▶ [Stored rows]
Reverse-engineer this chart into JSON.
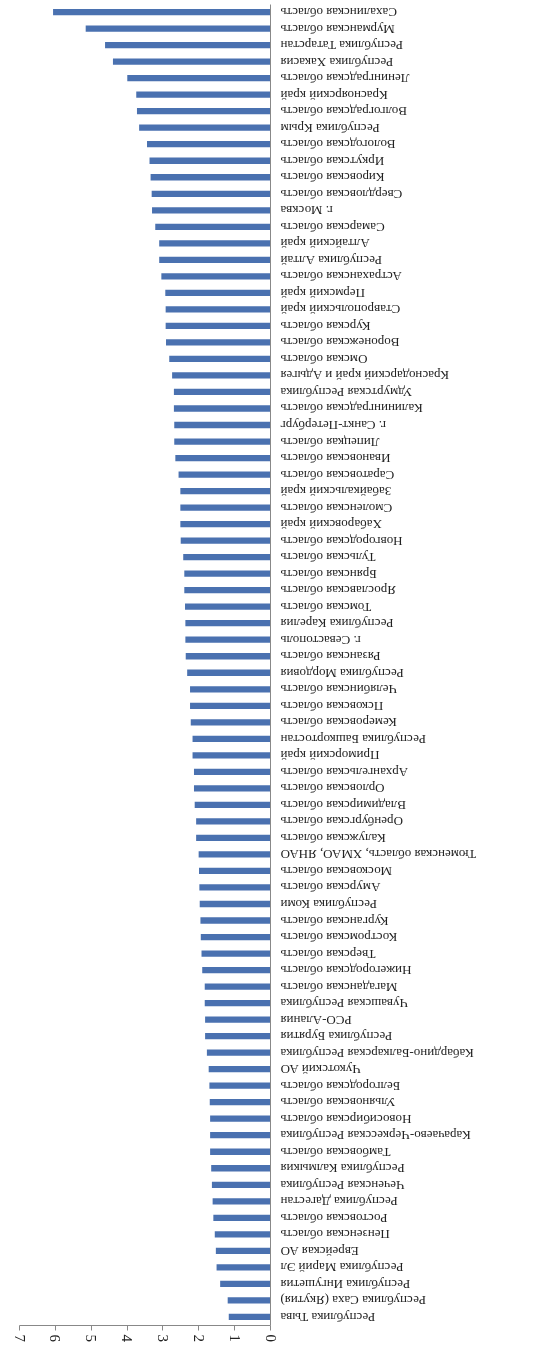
{
  "chart_data": {
    "type": "bar",
    "orientation": "horizontal",
    "categories": [
      "Сахалинская область",
      "Мурманская область",
      "Республика Татарстан",
      "Республика Хакасия",
      "Ленинградская область",
      "Красноярский край",
      "Волгоградская область",
      "Республика Крым",
      "Вологодская область",
      "Иркутская область",
      "Кировская область",
      "Свердловская область",
      "г. Москва",
      "Самарская область",
      "Алтайский край",
      "Республика Алтай",
      "Астраханская область",
      "Пермский край",
      "Ставропольский край",
      "Курская область",
      "Воронежская область",
      "Омская область",
      "Краснодарский край и Адыгея",
      "Удмуртская Республика",
      "Калининградская область",
      "г. Санкт-Петербург",
      "Липецкая область",
      "Ивановская область",
      "Саратовская область",
      "Забайкальский край",
      "Смоленская область",
      "Хабаровский край",
      "Новгородская область",
      "Тульская область",
      "Брянская область",
      "Ярославская область",
      "Томская область",
      "Республика Карелия",
      "г. Севастополь",
      "Рязанская область",
      "Республика Мордовия",
      "Челябинская область",
      "Псковская область",
      "Кемеровская область",
      "Республика Башкортостан",
      "Приморский край",
      "Архангельская область",
      "Орловская область",
      "Владимирская область",
      "Оренбургская область",
      "Калужская область",
      "Тюменская область, ХМАО, ЯНАО",
      "Московская область",
      "Амурская область",
      "Республика Коми",
      "Курганская область",
      "Костромская область",
      "Тверская область",
      "Нижегородская область",
      "Магаданская область",
      "Чувашская Республика",
      "РСО-Алания",
      "Республика Бурятия",
      "Кабардино-Балкарская Республика",
      "Чукотский АО",
      "Белгородская область",
      "Ульяновская область",
      "Новосибирская область",
      "Карачаево-Черкесская Республика",
      "Тамбовская область",
      "Республика Калмыкия",
      "Чеченская Республика",
      "Республика Дагестан",
      "Ростовская область",
      "Пензенская область",
      "Еврейская АО",
      "Республика Марий Эл",
      "Республика Ингушетия",
      "Республика Саха (Якутия)",
      "Республика Тыва"
    ],
    "values": [
      6.05,
      5.14,
      4.6,
      4.38,
      3.98,
      3.73,
      3.71,
      3.65,
      3.43,
      3.36,
      3.33,
      3.3,
      3.29,
      3.2,
      3.09,
      3.09,
      3.03,
      2.92,
      2.91,
      2.91,
      2.9,
      2.81,
      2.73,
      2.68,
      2.68,
      2.67,
      2.67,
      2.64,
      2.55,
      2.5,
      2.5,
      2.5,
      2.49,
      2.42,
      2.39,
      2.39,
      2.37,
      2.36,
      2.36,
      2.35,
      2.31,
      2.23,
      2.23,
      2.21,
      2.16,
      2.16,
      2.12,
      2.12,
      2.1,
      2.06,
      2.06,
      1.99,
      1.98,
      1.97,
      1.96,
      1.94,
      1.93,
      1.91,
      1.89,
      1.82,
      1.82,
      1.81,
      1.81,
      1.76,
      1.71,
      1.69,
      1.68,
      1.67,
      1.67,
      1.67,
      1.64,
      1.62,
      1.6,
      1.58,
      1.54,
      1.51,
      1.49,
      1.39,
      1.18,
      1.15
    ],
    "color": "#4a71b0",
    "xlim": [
      7,
      0
    ],
    "xticks": [
      0,
      1,
      2,
      3,
      4,
      5,
      6,
      7
    ],
    "grid": false
  }
}
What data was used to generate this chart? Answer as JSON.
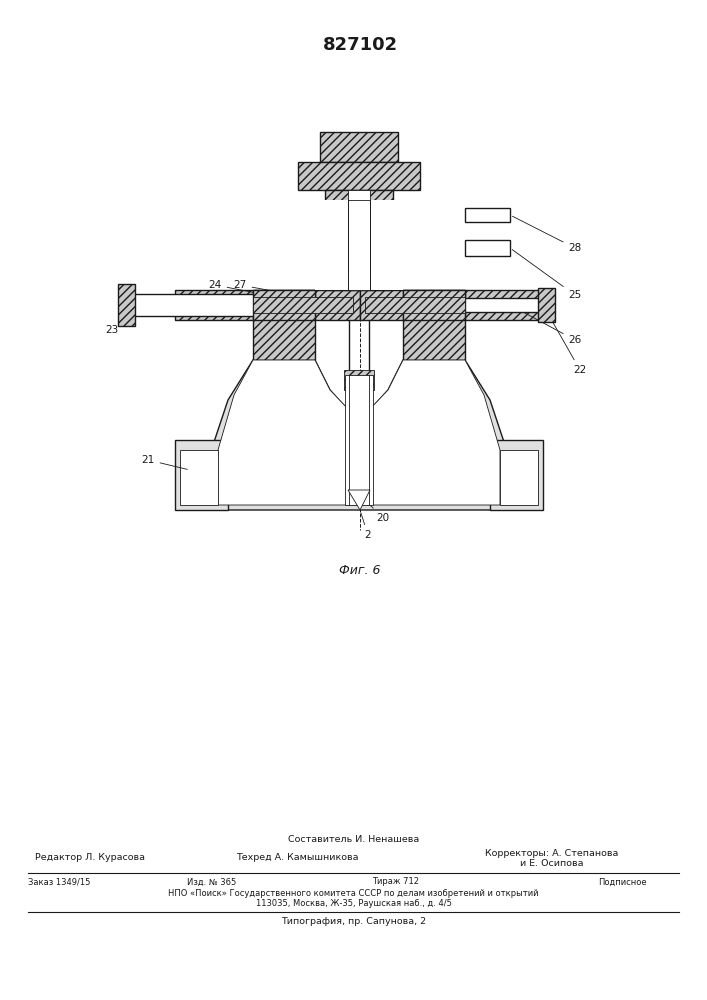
{
  "patent_number": "827102",
  "fig_label": "Фиг. 6",
  "background_color": "#ffffff",
  "line_color": "#000000",
  "hatch_color": "#000000",
  "footer": {
    "composer": "Составитель И. Ненашева",
    "editor_label": "Редактор",
    "editor_name": "Л. Курасова",
    "tech_label": "Техред",
    "tech_name": "А. Камышникова",
    "correctors_label": "Корректоры:",
    "corrector1": "А. Степанова",
    "corrector2": "и Е. Осипова",
    "order": "Заказ 1349/15",
    "edition": "Изд. № 365",
    "circulation": "Тираж 712",
    "subscription": "Подписное",
    "npo": "НПО «Поиск» Государственного комитета СССР по делам изобретений и открытий",
    "address": "113035, Москва, Ж-35, Раушская наб., д. 4/5",
    "typography": "Типография, пр. Сапунова, 2"
  }
}
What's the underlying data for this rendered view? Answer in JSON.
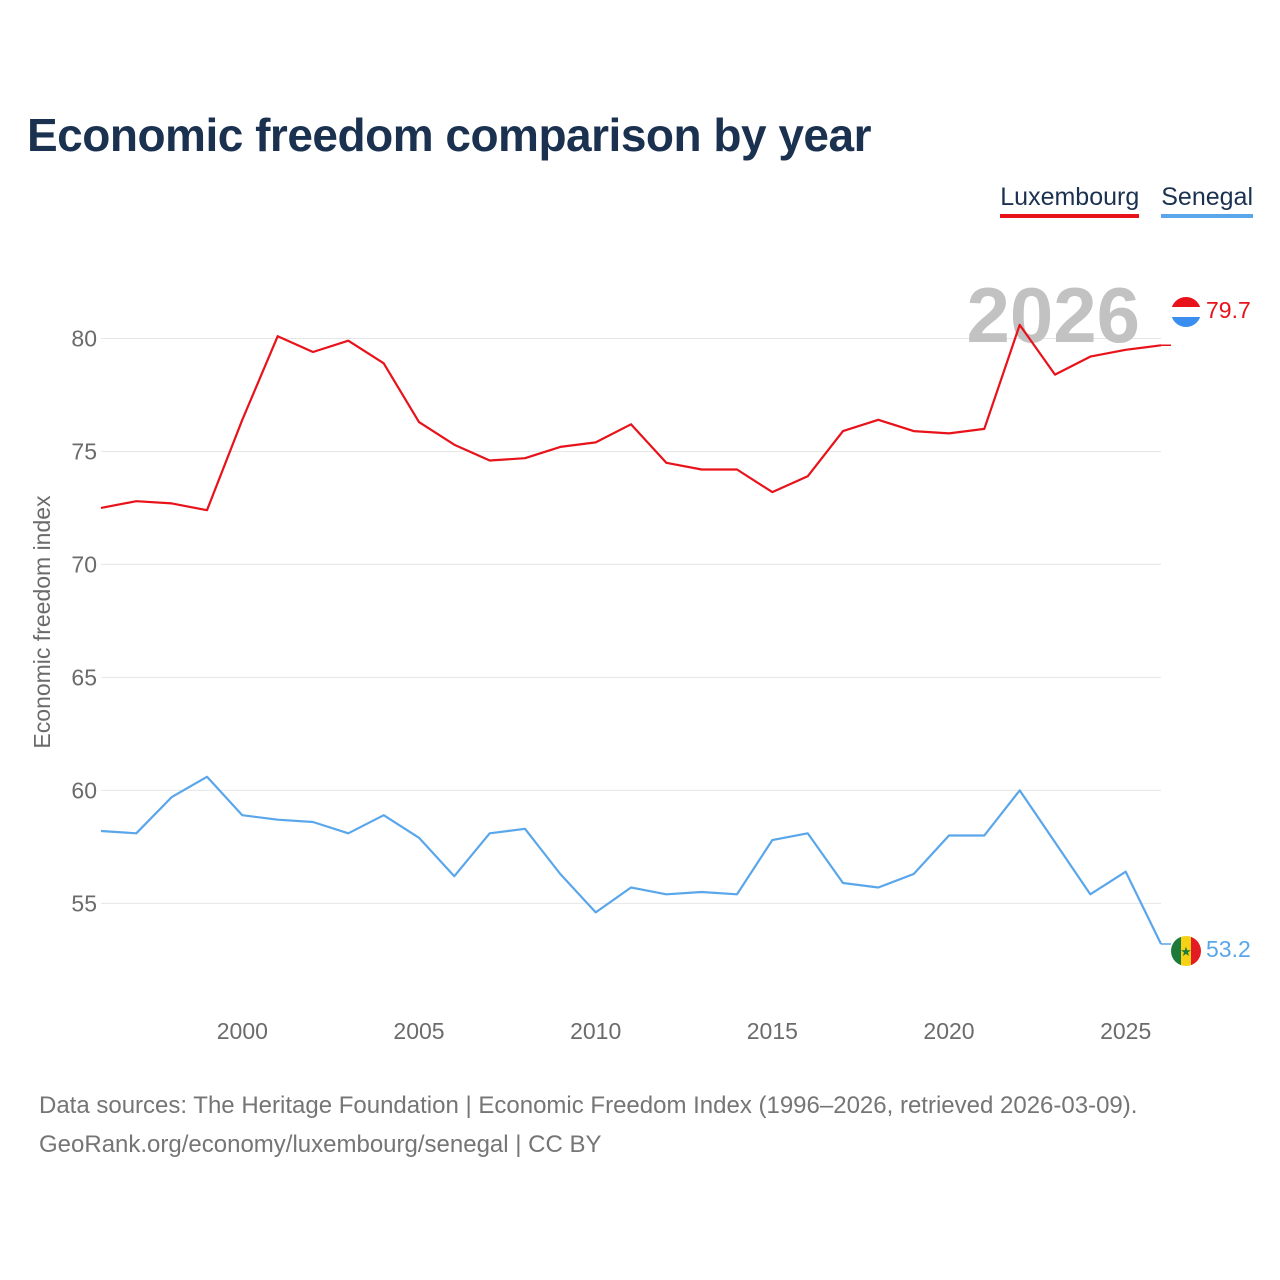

▶ [What is expected] Retype everything in the material word for word, minus pictures.

▶ [Exercise answer]
Reverse-engineer this chart into JSON.
{
  "chart_data": {
    "type": "bar",
    "orientation": "horizontal",
    "categories": [
      "Сахалинская область",
      "Мурманская область",
      "Республика Татарстан",
      "Республика Хакасия",
      "Ленинградская область",
      "Красноярский край",
      "Волгоградская область",
      "Республика Крым",
      "Вологодская область",
      "Иркутская область",
      "Кировская область",
      "Свердловская область",
      "г. Москва",
      "Самарская область",
      "Алтайский край",
      "Республика Алтай",
      "Астраханская область",
      "Пермский край",
      "Ставропольский край",
      "Курская область",
      "Воронежская область",
      "Омская область",
      "Краснодарский край и Адыгея",
      "Удмуртская Республика",
      "Калининградская область",
      "г. Санкт-Петербург",
      "Липецкая область",
      "Ивановская область",
      "Саратовская область",
      "Забайкальский край",
      "Смоленская область",
      "Хабаровский край",
      "Новгородская область",
      "Тульская область",
      "Брянская область",
      "Ярославская область",
      "Томская область",
      "Республика Карелия",
      "г. Севастополь",
      "Рязанская область",
      "Республика Мордовия",
      "Челябинская область",
      "Псковская область",
      "Кемеровская область",
      "Республика Башкортостан",
      "Приморский край",
      "Архангельская область",
      "Орловская область",
      "Владимирская область",
      "Оренбургская область",
      "Калужская область",
      "Тюменская область, ХМАО, ЯНАО",
      "Московская область",
      "Амурская область",
      "Республика Коми",
      "Курганская область",
      "Костромская область",
      "Тверская область",
      "Нижегородская область",
      "Магаданская область",
      "Чувашская Республика",
      "РСО-Алания",
      "Республика Бурятия",
      "Кабардино-Балкарская Республика",
      "Чукотский АО",
      "Белгородская область",
      "Ульяновская область",
      "Новосибирская область",
      "Карачаево-Черкесская Республика",
      "Тамбовская область",
      "Республика Калмыкия",
      "Чеченская Республика",
      "Республика Дагестан",
      "Ростовская область",
      "Пензенская область",
      "Еврейская АО",
      "Республика Марий Эл",
      "Республика Ингушетия",
      "Республика Саха (Якутия)",
      "Республика Тыва"
    ],
    "values": [
      6.05,
      5.14,
      4.6,
      4.38,
      3.98,
      3.73,
      3.71,
      3.65,
      3.43,
      3.36,
      3.33,
      3.3,
      3.29,
      3.2,
      3.09,
      3.09,
      3.03,
      2.92,
      2.91,
      2.91,
      2.9,
      2.81,
      2.73,
      2.68,
      2.68,
      2.67,
      2.67,
      2.64,
      2.55,
      2.5,
      2.5,
      2.5,
      2.49,
      2.42,
      2.39,
      2.39,
      2.37,
      2.36,
      2.36,
      2.35,
      2.31,
      2.23,
      2.23,
      2.21,
      2.16,
      2.16,
      2.12,
      2.12,
      2.1,
      2.06,
      2.06,
      1.99,
      1.98,
      1.97,
      1.96,
      1.94,
      1.93,
      1.91,
      1.89,
      1.82,
      1.82,
      1.81,
      1.81,
      1.76,
      1.71,
      1.69,
      1.68,
      1.67,
      1.67,
      1.67,
      1.64,
      1.62,
      1.6,
      1.58,
      1.54,
      1.51,
      1.49,
      1.39,
      1.18,
      1.15
    ],
    "color": "#4a71b0",
    "xlim": [
      7,
      0
    ],
    "xticks": [
      0,
      1,
      2,
      3,
      4,
      5,
      6,
      7
    ],
    "grid": false
  }
}
What data was used to generate this chart? Answer as JSON.
{
  "patent_number": "827102",
  "fig_label": "Фиг. 6",
  "background_color": "#ffffff",
  "line_color": "#000000",
  "hatch_color": "#000000",
  "footer": {
    "composer": "Составитель И. Ненашева",
    "editor_label": "Редактор",
    "editor_name": "Л. Курасова",
    "tech_label": "Техред",
    "tech_name": "А. Камышникова",
    "correctors_label": "Корректоры:",
    "corrector1": "А. Степанова",
    "corrector2": "и Е. Осипова",
    "order": "Заказ 1349/15",
    "edition": "Изд. № 365",
    "circulation": "Тираж 712",
    "subscription": "Подписное",
    "npo": "НПО «Поиск» Государственного комитета СССР по делам изобретений и открытий",
    "address": "113035, Москва, Ж-35, Раушская наб., д. 4/5",
    "typography": "Типография, пр. Сапунова, 2"
  }
}
What's the underlying data for this rendered view? Answer in JSON.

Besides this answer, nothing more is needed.